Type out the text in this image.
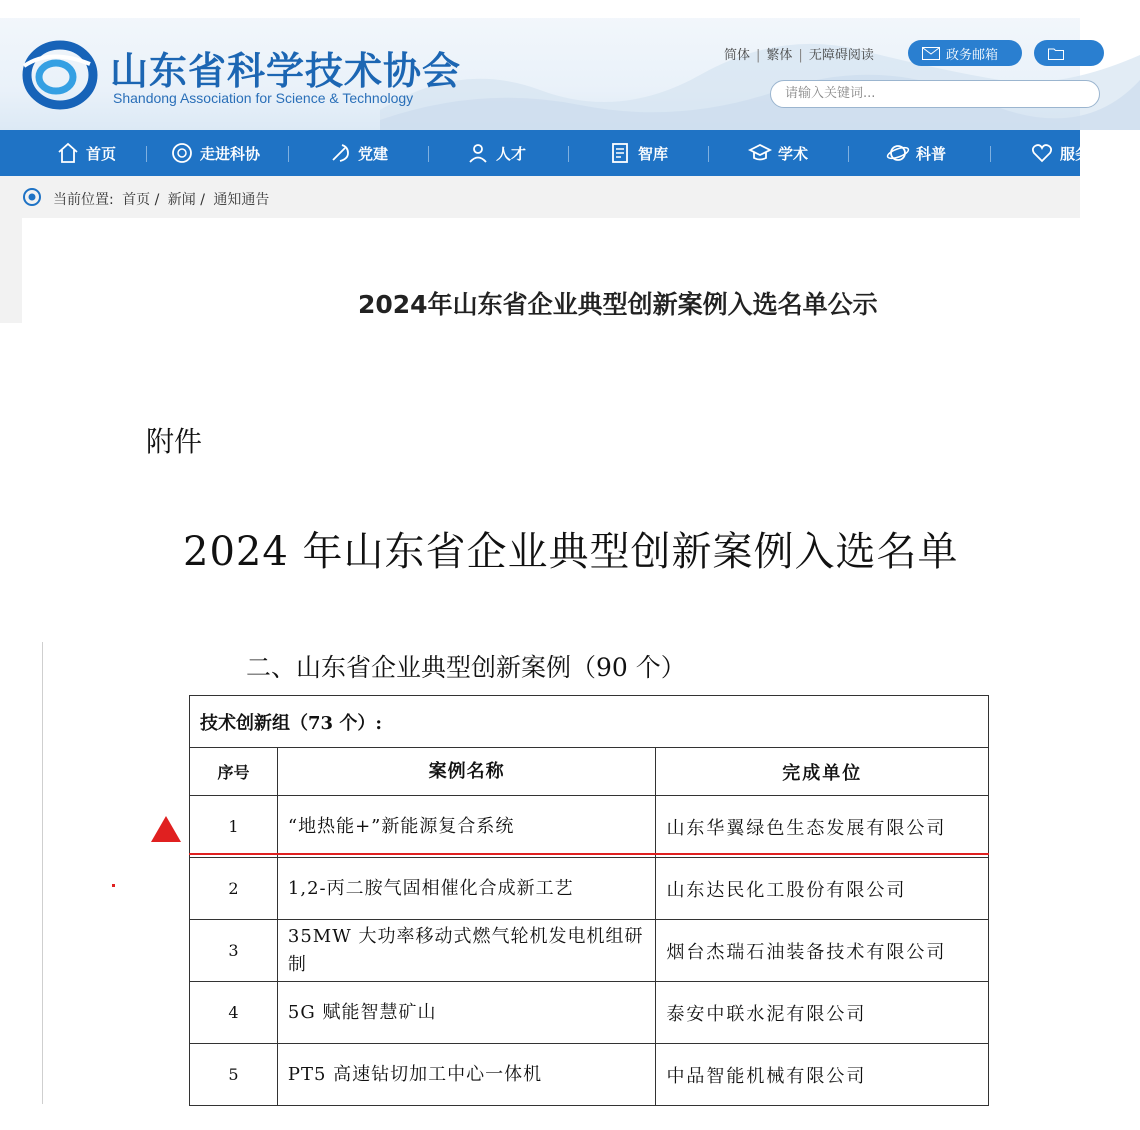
山东省科学技术协会
Shandong Association for Science & Technology
简体 | 繁体 | 无障碍阅读	政务邮箱
请输入关键词...
首页	走进科协	党建	人才	智库	学术	科普	服务
当前位置: 首页 / 新闻 / 通知通告
2024年山东省企业典型创新案例入选名单公示
附件
2024 年山东省企业典型创新案例入选名单
二、山东省企业典型创新案例（90 个）
技术创新组（73 个）:		
序号	案例名称	完成单位
1	“地热能+”新能源复合系统	山东华翼绿色生态发展有限公司
2	1,2-丙二胺气固相催化合成新工艺	山东达民化工股份有限公司
3	35MW 大功率移动式燃气轮机发电机组研制	烟台杰瑞石油装备技术有限公司
4	5G 赋能智慧矿山	泰安中联水泥有限公司
5	PT5 高速钻切加工中心一体机	中品智能机械有限公司
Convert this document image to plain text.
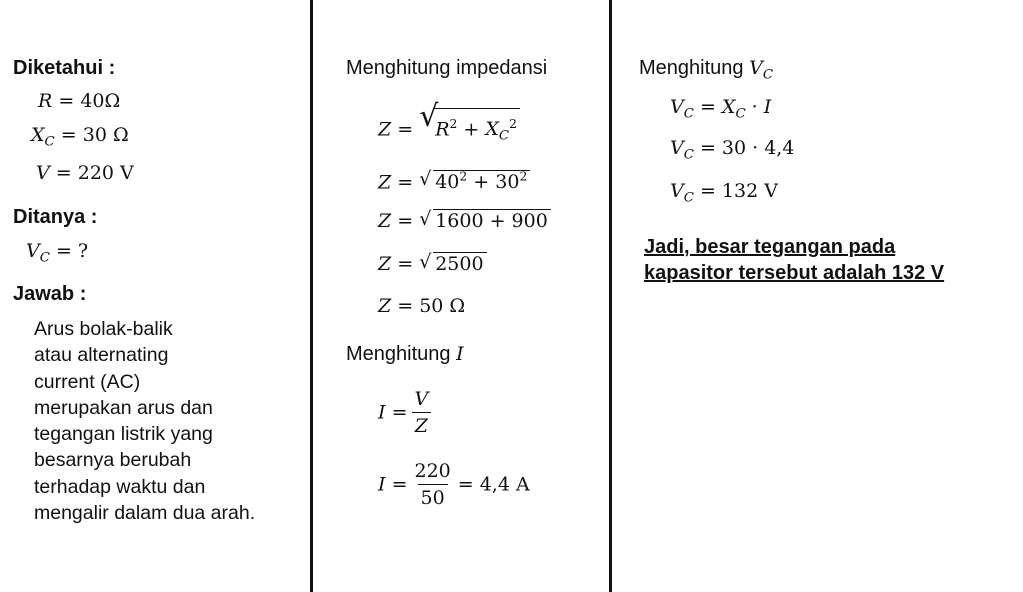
Diketahui :
R = 40Ω
$X_C = 30$ Ω
V = 220 V
Ditanya :
$V_C$ = ?
Jawab :
Arus bolak-balik
atau alternating
current (AC)
merupakan arus dan
tegangan listrik yang
besarnya berubah
terhadap waktu dan
mengalir dalam dua arah.
Menghitung impedansi
Z = √
$R^2 + X_C^2$
Z = √ $40^2 + 30^2$
Z = √ 1600 + 900
Z = √ 2500
Z = 50 Ω
Menghitung I
$I = \frac{V}{Z}$
$I = \frac{220}{50} = 4,4$ A
Menghitung $V_C$
$V_C = X_C \cdot I$
$V_C = 30 \cdot 4,4$
$V_C = 132$ V
Jadi, besar tegangan pada
kapasitor tersebut adalah 132 V
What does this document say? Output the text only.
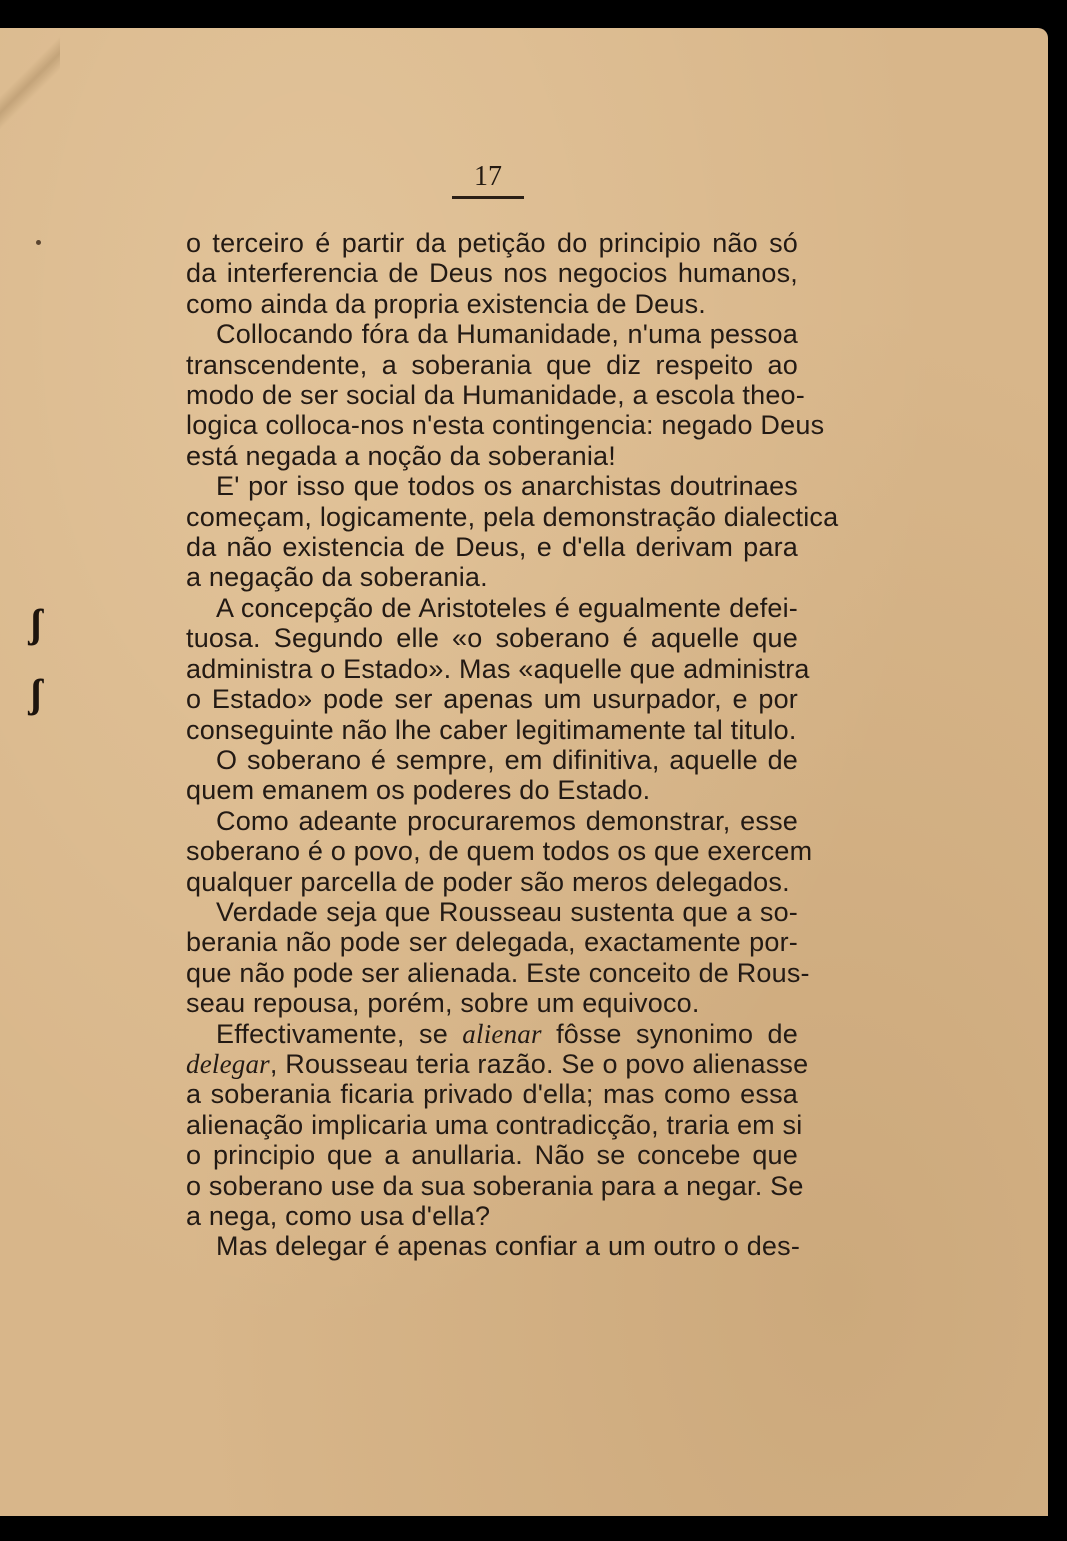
17
o terceiro é partir da petição do principio não só
da interferencia de Deus nos negocios humanos,
como ainda da propria existencia de Deus.
Collocando fóra da Humanidade, n'uma pessoa
transcendente, a soberania que diz respeito ao
modo de ser social da Humanidade, a escola theo-
logica colloca-nos n'esta contingencia: negado Deus
está negada a noção da soberania!
E' por isso que todos os anarchistas doutrinaes
começam, logicamente, pela demonstração dialectica
da não existencia de Deus, e d'ella derivam para
a negação da soberania.
A concepção de Aristoteles é egualmente defei-
tuosa. Segundo elle «o soberano é aquelle que
administra o Estado». Mas «aquelle que administra
o Estado» pode ser apenas um usurpador, e por
conseguinte não lhe caber legitimamente tal titulo.
O soberano é sempre, em difinitiva, aquelle de
quem emanem os poderes do Estado.
Como adeante procuraremos demonstrar, esse
soberano é o povo, de quem todos os que exercem
qualquer parcella de poder são meros delegados.
Verdade seja que Rousseau sustenta que a so-
berania não pode ser delegada, exactamente por-
que não pode ser alienada. Este conceito de Rous-
seau repousa, porém, sobre um equivoco.
Effectivamente, se alienar fôsse synonimo de
delegar, Rousseau teria razão. Se o povo alienasse
a soberania ficaria privado d'ella; mas como essa
alienação implicaria uma contradicção, traria em si
o principio que a anullaria. Não se concebe que
o soberano use da sua soberania para a negar. Se
a nega, como usa d'ella?
Mas delegar é apenas confiar a um outro o des-
ʃ
ʃ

------------------------------------------------------------------------

> [SHORT TASK] Give the count of lines in the listing above that include "povo", with no other words.

> [TASK RESPONSE] 2